### What to work on
In full and without deviation, write out the entries that follow.

[Stored entries]
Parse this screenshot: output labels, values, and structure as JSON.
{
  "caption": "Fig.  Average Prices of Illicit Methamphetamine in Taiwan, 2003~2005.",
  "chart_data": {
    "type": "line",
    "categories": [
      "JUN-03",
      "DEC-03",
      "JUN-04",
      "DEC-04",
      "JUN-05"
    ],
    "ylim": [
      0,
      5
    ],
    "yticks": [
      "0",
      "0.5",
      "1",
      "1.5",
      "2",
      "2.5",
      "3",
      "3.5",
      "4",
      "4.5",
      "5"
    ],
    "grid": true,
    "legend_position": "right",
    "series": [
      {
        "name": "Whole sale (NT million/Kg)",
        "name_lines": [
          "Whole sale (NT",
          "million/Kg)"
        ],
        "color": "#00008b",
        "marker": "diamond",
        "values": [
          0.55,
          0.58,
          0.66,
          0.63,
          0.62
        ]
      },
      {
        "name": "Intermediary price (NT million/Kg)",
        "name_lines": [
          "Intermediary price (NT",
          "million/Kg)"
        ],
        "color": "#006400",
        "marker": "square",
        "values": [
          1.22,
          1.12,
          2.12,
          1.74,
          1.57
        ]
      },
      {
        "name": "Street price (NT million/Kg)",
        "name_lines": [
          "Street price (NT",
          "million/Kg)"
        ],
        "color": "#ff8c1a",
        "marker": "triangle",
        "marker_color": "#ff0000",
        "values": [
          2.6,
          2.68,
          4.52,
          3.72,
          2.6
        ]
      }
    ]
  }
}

### Task answer
Parse this screenshot: output labels, values, and structure as JSON.
{
  "caption": "Fig.  Average Prices of Illicit Methamphetamine in Taiwan, 2003~2005.",
  "chart_data": {
    "type": "line",
    "categories": [
      "JUN-03",
      "DEC-03",
      "JUN-04",
      "DEC-04",
      "JUN-05"
    ],
    "ylim": [
      0,
      5
    ],
    "yticks": [
      "0",
      "0.5",
      "1",
      "1.5",
      "2",
      "2.5",
      "3",
      "3.5",
      "4",
      "4.5",
      "5"
    ],
    "grid": true,
    "legend_position": "right",
    "series": [
      {
        "name": "Whole sale (NT million/Kg)",
        "name_lines": [
          "Whole sale (NT",
          "million/Kg)"
        ],
        "color": "#00008b",
        "marker": "diamond",
        "values": [
          0.55,
          0.58,
          0.66,
          0.63,
          0.62
        ]
      },
      {
        "name": "Intermediary price (NT million/Kg)",
        "name_lines": [
          "Intermediary price (NT",
          "million/Kg)"
        ],
        "color": "#006400",
        "marker": "square",
        "values": [
          1.22,
          1.12,
          2.12,
          1.74,
          1.57
        ]
      },
      {
        "name": "Street price (NT million/Kg)",
        "name_lines": [
          "Street price (NT",
          "million/Kg)"
        ],
        "color": "#ff8c1a",
        "marker": "triangle",
        "marker_color": "#ff0000",
        "values": [
          2.6,
          2.68,
          4.52,
          3.72,
          2.6
        ]
      }
    ]
  }
}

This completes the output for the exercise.